▶ Instruction 1
In the herf thread, reproduce the text from "Sign me up for" to "through the night." word for word.
▶ Instruction 2
Answer these questions about the herf thread:
(a) Where is Gamecock's track meet?
(b) Around what time does stogie4u4me expect to see everyone on Friday?
(c) How many cigars does cre8v1 joke that Chad plans to smoke in their entirety on Saturday?
▶ Instruction 3
Which newbies does the opening of the herf thread name as choices for the job?

▶ Extract to read
==================================================

Wish you could be at both!
:r Several newbies to choose from - Mikhail - jakedasnake - goodfella - vanderburg - ir13

Who wants the job????


----------



## tech-ninja (Mar 27, 2006)

spooble said:


> Is it too early to start picking out which sticks I'm gonna bring?
> 
> No?
> 
> Good!


Folks, notice he did not say "sticks to smoke"

Chad always likes to bring a few sticks along for the ride, but not smoke them. He likes his sticks "well traveled"


----------



## cre8v1 (Dec 5, 2006)

Yeah, the idea is to let them "rest" for awhile before you smoke them.... not drive them up and down the East Coast in a box and then put them back in your humi when you get home.


----------



## cre8v1 (Dec 5, 2006)

Chad's looking at setting his record Saturday... he's planning on smoking 2 cigars in their entirety at the herf. Come on, Chad.... you can do it! :tu






j/k, brotha. Who loves ya, baby??!!!


----------



## Habanolover (Feb 22, 2006)

cre8v1 said:


> *Chad's looking at setting his record Saturday... he's planning on smoking 2 cigars in their entirety at the herf.* Come on, Chad.... you can do it! :tu
> 
> j/k, brotha. Who loves ya, baby??!!!


Brad, you almost owed me a new monitor. I swear I almost spit coffee everywhere when I read this.:r


----------



## spooble (Aug 31, 2006)

Oh man... all of a sudden it's Bash on Chad time! I feel the love 


I'll admit to bringing a few.... ok a lot more sticks than I smoke. But heck, I start picking out stuff and I'm like... "Maybe I'll want to smoke this... and this... oh and that might be good." 

I think everybody takes a lot of "just in case" cigars. The way I see it, if the urge hits for a certain cigar, I want to be able to reach in and grab it... not think "Dang, I've got one of those at home in the cooler."


----------



## Gamecock (Mar 15, 2008)

Brad--

Sign me up for Friday: I am 98.6% sure I will be there--
Saturday will be a no go for me, we have a track meet in Clemson that will last through the night.


----------



## stogie4u4me (Jan 25, 2007)

Bump! See you guys at around five on Friday!


----------



## tedrodgerscpa (Jun 22, 2006)

*Friday Pre-Herf* 
1. cre8v1
2. tech-ninja
3. spooble
4. vanderburg
5. tedrodgerscpa
6. ir13
7. stogie4u4me
8. Mikhail
9. jakedasnake 
10. Spurnubber
11. Gamecock

*Saturday Sit Down*
1. tedrodgerscpa
2. cre8v1
3. jjirons69
4. rockyr
5. tech-ninja
6. ir13
7. spooble
8. vanderburg
9. GoodFella
10. madurolover
11. Mikhail
12. jakedasnake
13. Alpedhuez55
14. jjirons69's guest
15. Spurnubber

Less than 24 hours till preherf...


----------



## DSturg369 (Apr 6, 2008)

I'll be there. This year's event will be my first Sit Down. I'm not new to the whole herf thing, just the Sit Down. See y'all there!!:tu


----------



## tedrodgerscpa (Jun 22, 2006)

==================================================

▶ Data shown
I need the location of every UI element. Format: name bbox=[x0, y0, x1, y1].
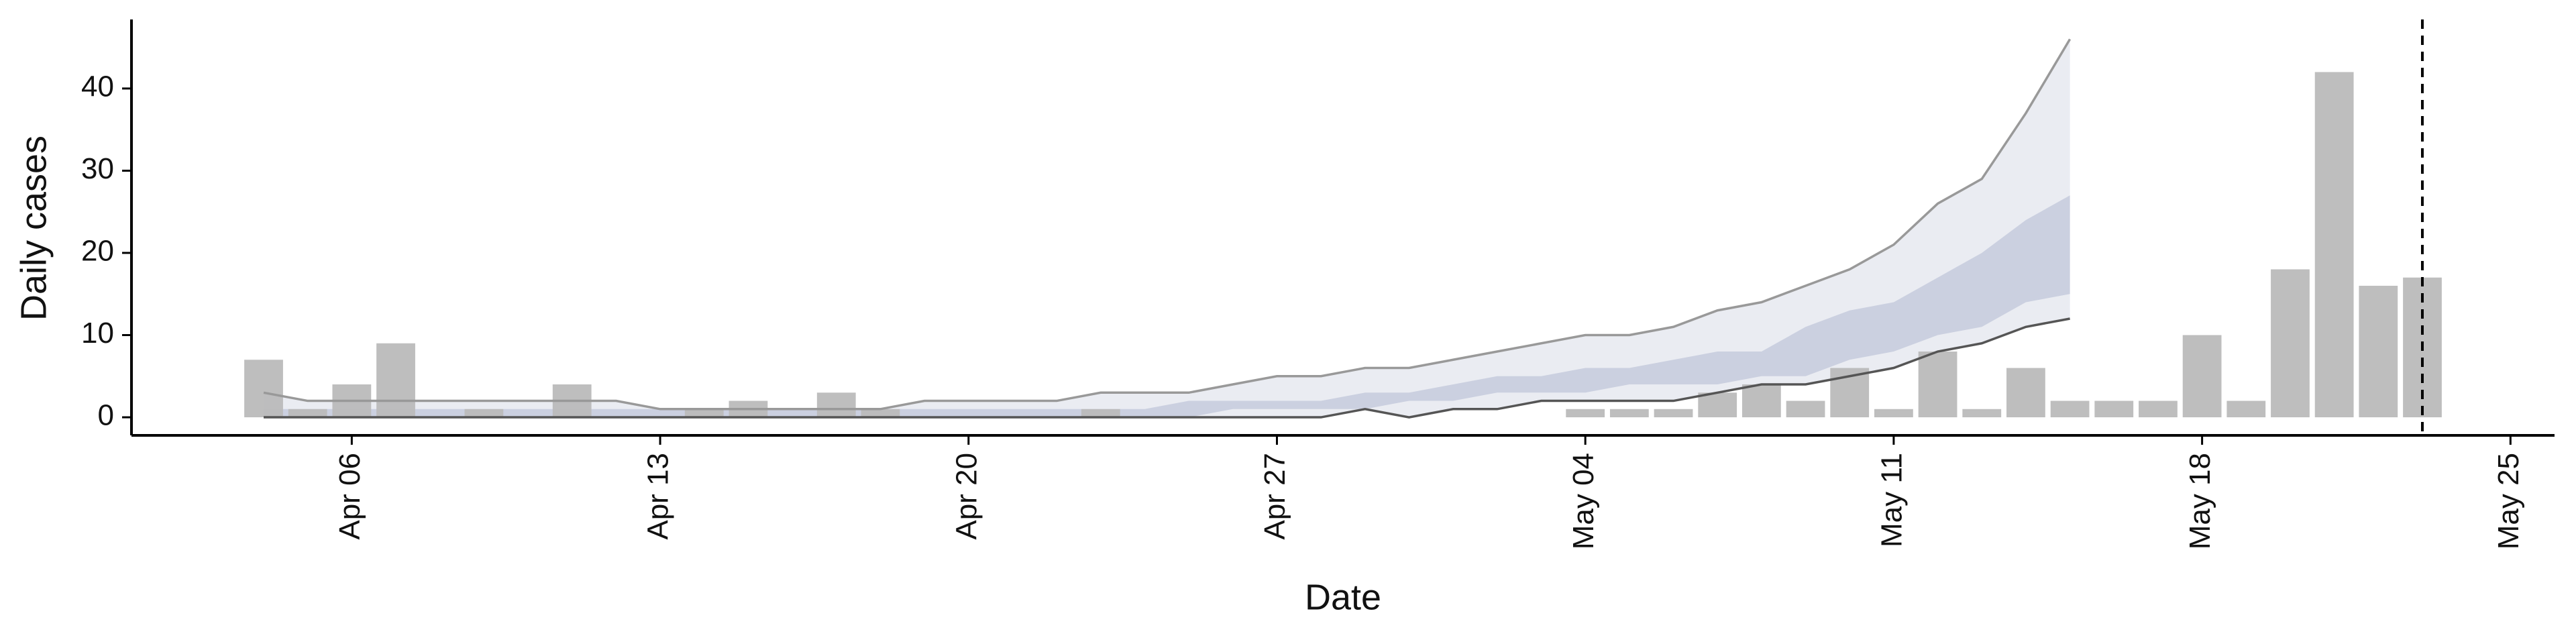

==================================================

▶ Worked answer 1
Sign me up for Friday: I am 98.6% sure I will be there--
Saturday will be a no go for me, we have a track meet in Clemson that will last through the night.

▶ Worked answer 2
(a) Clemson
(b) Around five
(c) 2

▶ Worked answer 3
Mikhail, jakedasnake, goodfella, vanderburg, ir13